_Available records_.
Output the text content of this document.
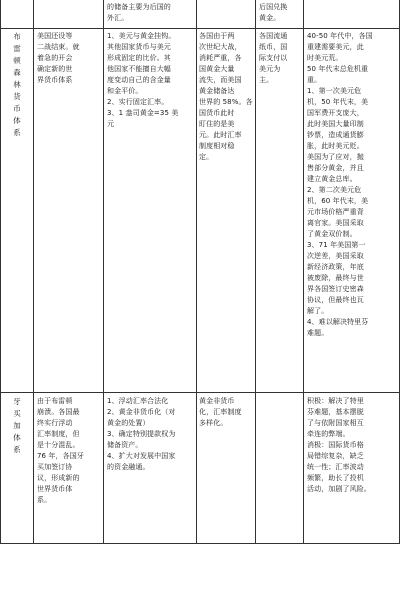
的储备主要为后国的
外汇。
后国兑换
黄金。
布
雷
顿
森
林
货
币
体
系
美国还设等
二战结束。就
着急的开会
确定新的世
界货币体系
1、美元与黄金挂钩。
其他国家货币与美元
形成固定的比价。其
他国家不能擅自大幅
度变动自己的含金量
和金平价。
2、实行固定汇率。
3、1 盎司黄金=35 美
元
各国由于两
次世纪大战，
消耗严重，各
国黄金大量
流失，而美国
黄金储备达
世界的 58%。各
国货币此时
盯住的是美
元。此时汇率
制度相对稳
定。
各国流通
纸币，国
际支付以
美元为
主。
40-50 年代中，各国
重建需要美元，此
时美元荒。
50 年代末总危机重
重。
1、第一次美元危
机，50 年代末，美
国军费开支庞大，
此时美国大量印制
钞票，造成通货膨
胀，此时美元贬。
美国为了应对，抛
售部分黄金，并且
建立黄金总库。
2、第二次美元危
机，60 年代末，美
元市场价格严重背
离官家。美国采取
了黄金双价制。
3、71 年美国第一
次逆差，美国采取
新经济政策，年底
被废除，最终与世
界各国签订史密森
协议，但最终也瓦
解了。
4、难以解决特里芬
难题。
牙
买
加
体
系
由于布雷顿
崩溃。各国最
终实行浮动
汇率制度，但
是十分混乱。
76 年，各国牙
买加签订协
议，形成新的
世界货币体
系。
1、浮动汇率合法化
2、黄金非货币化（对
黄金的处置）
3、确定特别提款权为
储备资产。
4、扩大对发展中国家
的资金融通。
黄金非货币
化，汇率制度
多样化。
积极：解决了特里
芬难题，基本摆脱
了与依附国家相互
牵连的弊端。
消极：国际货币格
局错综复杂，缺乏
统一性；汇率波动
频繁，助长了投机
活动，加剧了风险。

_Brief_.
Transcribe all of the entries word for word, but skip any pictures they contain.

_Solution_.
Output the text content of this document.
的储备主要为后国的
外汇。
后国兑换
黄金。
布
雷
顿
森
林
货
币
体
系
美国还设等
二战结束。就
着急的开会
确定新的世
界货币体系
1、美元与黄金挂钩。
其他国家货币与美元
形成固定的比价。其
他国家不能擅自大幅
度变动自己的含金量
和金平价。
2、实行固定汇率。
3、1 盎司黄金=35 美
元
各国由于两
次世纪大战，
消耗严重，各
国黄金大量
流失，而美国
黄金储备达
世界的 58%。各
国货币此时
盯住的是美
元。此时汇率
制度相对稳
定。
各国流通
纸币，国
际支付以
美元为
主。
40-50 年代中，各国
重建需要美元，此
时美元荒。
50 年代末总危机重
重。
1、第一次美元危
机，50 年代末，美
国军费开支庞大，
此时美国大量印制
钞票，造成通货膨
胀，此时美元贬。
美国为了应对，抛
售部分黄金，并且
建立黄金总库。
2、第二次美元危
机，60 年代末，美
元市场价格严重背
离官家。美国采取
了黄金双价制。
3、71 年美国第一
次逆差，美国采取
新经济政策，年底
被废除，最终与世
界各国签订史密森
协议，但最终也瓦
解了。
4、难以解决特里芬
难题。
牙
买
加
体
系
由于布雷顿
崩溃。各国最
终实行浮动
汇率制度，但
是十分混乱。
76 年，各国牙
买加签订协
议，形成新的
世界货币体
系。
1、浮动汇率合法化
2、黄金非货币化（对
黄金的处置）
3、确定特别提款权为
储备资产。
4、扩大对发展中国家
的资金融通。
黄金非货币
化，汇率制度
多样化。
积极：解决了特里
芬难题，基本摆脱
了与依附国家相互
牵连的弊端。
消极：国际货币格
局错综复杂，缺乏
统一性；汇率波动
频繁，助长了投机
活动，加剧了风险。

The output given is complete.